═══ Records for processing
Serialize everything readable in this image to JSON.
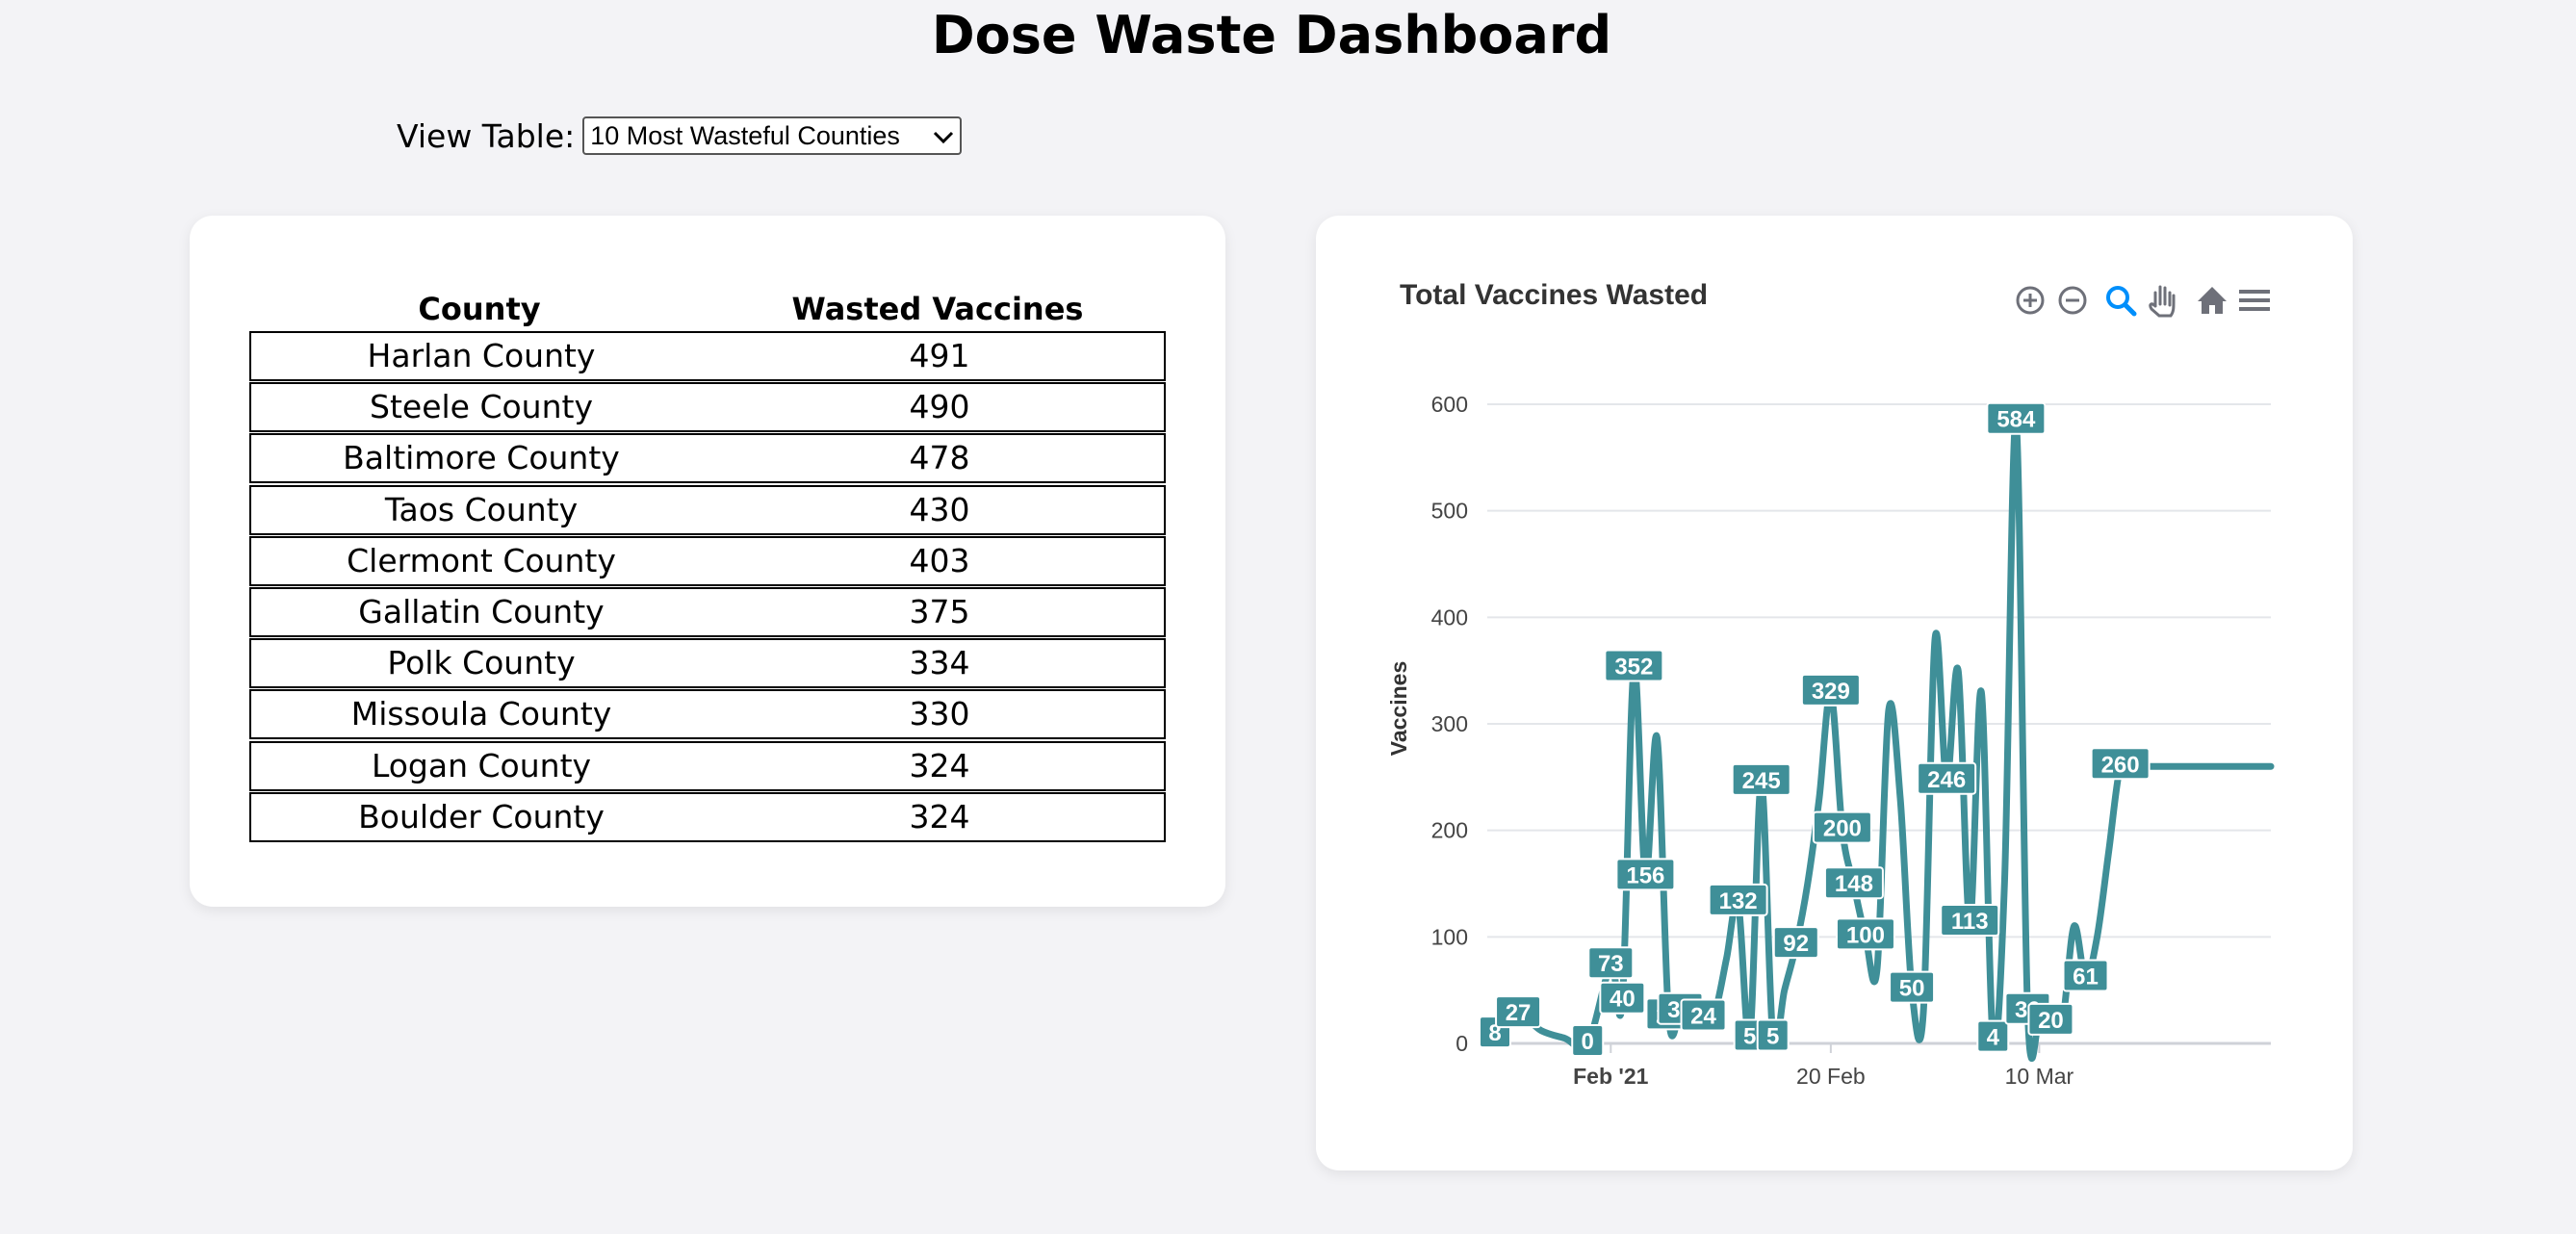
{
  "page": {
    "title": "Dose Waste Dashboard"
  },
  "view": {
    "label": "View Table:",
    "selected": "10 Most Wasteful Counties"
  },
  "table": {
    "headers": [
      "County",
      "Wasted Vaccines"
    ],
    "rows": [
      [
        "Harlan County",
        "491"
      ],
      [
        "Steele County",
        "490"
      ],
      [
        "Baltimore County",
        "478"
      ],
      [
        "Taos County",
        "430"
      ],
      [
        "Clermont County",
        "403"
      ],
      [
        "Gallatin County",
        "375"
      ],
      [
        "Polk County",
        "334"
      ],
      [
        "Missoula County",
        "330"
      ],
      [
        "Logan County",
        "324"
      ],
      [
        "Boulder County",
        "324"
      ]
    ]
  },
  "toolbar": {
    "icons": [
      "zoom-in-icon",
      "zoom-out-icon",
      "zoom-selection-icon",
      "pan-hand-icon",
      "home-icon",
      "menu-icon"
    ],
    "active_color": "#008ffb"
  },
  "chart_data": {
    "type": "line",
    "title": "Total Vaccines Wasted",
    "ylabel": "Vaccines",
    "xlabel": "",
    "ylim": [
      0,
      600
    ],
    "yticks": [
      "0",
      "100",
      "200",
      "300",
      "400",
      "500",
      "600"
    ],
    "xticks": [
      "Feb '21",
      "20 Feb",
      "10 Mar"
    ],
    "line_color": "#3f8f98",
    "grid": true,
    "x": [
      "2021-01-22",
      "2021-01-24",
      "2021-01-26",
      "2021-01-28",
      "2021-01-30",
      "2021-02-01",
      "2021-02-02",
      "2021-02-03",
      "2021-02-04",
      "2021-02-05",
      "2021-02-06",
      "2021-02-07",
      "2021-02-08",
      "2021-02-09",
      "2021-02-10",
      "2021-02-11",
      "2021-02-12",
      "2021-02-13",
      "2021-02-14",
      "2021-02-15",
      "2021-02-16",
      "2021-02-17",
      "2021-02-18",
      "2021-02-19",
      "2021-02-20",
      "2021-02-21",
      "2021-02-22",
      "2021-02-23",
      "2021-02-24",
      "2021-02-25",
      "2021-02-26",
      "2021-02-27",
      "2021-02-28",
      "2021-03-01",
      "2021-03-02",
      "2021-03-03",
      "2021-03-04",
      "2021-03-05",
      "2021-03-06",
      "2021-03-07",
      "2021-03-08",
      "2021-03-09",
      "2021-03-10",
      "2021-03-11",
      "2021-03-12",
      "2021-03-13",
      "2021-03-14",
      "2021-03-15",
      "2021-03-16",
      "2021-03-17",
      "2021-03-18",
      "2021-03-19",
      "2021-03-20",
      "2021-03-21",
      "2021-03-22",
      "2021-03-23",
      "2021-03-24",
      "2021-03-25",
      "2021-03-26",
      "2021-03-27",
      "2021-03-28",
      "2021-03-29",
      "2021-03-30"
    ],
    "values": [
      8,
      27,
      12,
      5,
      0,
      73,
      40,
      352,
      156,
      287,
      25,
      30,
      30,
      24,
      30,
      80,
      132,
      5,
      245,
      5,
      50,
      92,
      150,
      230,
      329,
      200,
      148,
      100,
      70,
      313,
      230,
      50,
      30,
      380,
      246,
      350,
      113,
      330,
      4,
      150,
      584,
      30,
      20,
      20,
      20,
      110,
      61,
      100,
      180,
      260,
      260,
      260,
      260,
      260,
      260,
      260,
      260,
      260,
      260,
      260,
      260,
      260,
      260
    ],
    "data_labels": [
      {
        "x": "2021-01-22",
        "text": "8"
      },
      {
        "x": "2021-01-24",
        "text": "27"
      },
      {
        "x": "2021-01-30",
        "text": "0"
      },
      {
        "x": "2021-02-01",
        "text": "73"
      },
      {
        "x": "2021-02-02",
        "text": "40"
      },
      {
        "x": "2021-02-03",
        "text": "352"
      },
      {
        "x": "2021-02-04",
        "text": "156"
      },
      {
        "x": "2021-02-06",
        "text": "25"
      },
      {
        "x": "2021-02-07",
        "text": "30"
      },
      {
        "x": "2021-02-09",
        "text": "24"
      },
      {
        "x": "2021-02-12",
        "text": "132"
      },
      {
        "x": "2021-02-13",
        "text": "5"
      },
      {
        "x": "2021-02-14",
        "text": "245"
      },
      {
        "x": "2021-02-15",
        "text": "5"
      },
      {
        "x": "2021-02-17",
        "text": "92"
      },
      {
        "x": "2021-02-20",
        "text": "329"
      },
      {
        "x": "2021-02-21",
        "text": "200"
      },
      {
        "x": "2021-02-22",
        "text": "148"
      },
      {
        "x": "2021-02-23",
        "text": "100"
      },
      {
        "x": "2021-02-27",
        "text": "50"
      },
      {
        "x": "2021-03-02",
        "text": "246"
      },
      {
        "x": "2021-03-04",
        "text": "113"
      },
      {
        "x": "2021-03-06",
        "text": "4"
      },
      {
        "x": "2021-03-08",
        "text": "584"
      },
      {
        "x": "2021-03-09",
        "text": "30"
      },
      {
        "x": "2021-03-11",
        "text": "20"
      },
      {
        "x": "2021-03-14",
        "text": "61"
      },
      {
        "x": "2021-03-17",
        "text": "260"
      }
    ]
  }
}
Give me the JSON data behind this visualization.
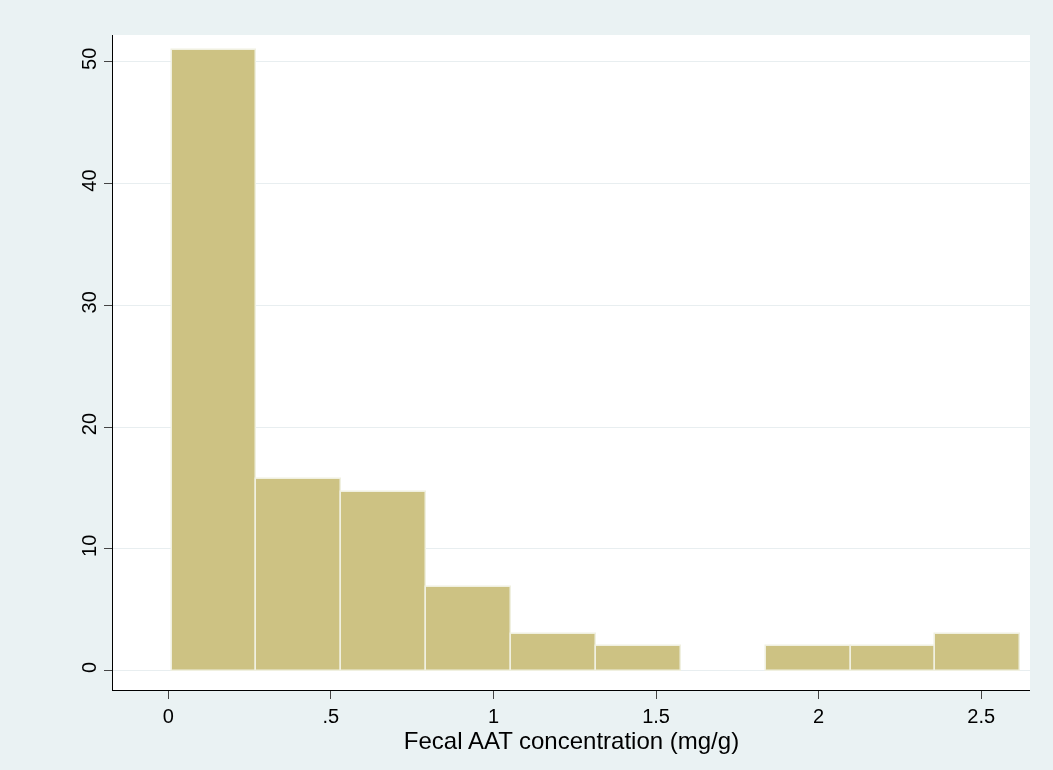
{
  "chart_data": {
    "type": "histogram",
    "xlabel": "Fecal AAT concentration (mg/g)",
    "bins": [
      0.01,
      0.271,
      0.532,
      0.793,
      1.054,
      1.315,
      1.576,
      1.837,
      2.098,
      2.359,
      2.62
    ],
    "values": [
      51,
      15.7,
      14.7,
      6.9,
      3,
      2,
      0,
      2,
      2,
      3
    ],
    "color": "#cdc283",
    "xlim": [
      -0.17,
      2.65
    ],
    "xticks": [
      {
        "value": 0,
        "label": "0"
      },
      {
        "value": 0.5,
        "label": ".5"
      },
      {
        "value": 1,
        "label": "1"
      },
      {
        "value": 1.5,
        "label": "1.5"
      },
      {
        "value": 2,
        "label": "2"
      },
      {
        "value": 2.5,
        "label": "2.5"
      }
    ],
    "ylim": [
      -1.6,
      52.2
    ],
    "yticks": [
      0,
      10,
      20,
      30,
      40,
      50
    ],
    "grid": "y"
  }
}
══════
- Objective: Retype verbatim only the lines beginning with the line that contains "Give me the" and ending with the last line of the listing above; pictures are to be excluded.

- Exercise response:
Give me the JSON data behind this visualization.
{
  "chart_data": {
    "type": "histogram",
    "xlabel": "Fecal AAT concentration (mg/g)",
    "bins": [
      0.01,
      0.271,
      0.532,
      0.793,
      1.054,
      1.315,
      1.576,
      1.837,
      2.098,
      2.359,
      2.62
    ],
    "values": [
      51,
      15.7,
      14.7,
      6.9,
      3,
      2,
      0,
      2,
      2,
      3
    ],
    "color": "#cdc283",
    "xlim": [
      -0.17,
      2.65
    ],
    "xticks": [
      {
        "value": 0,
        "label": "0"
      },
      {
        "value": 0.5,
        "label": ".5"
      },
      {
        "value": 1,
        "label": "1"
      },
      {
        "value": 1.5,
        "label": "1.5"
      },
      {
        "value": 2,
        "label": "2"
      },
      {
        "value": 2.5,
        "label": "2.5"
      }
    ],
    "ylim": [
      -1.6,
      52.2
    ],
    "yticks": [
      0,
      10,
      20,
      30,
      40,
      50
    ],
    "grid": "y"
  }
}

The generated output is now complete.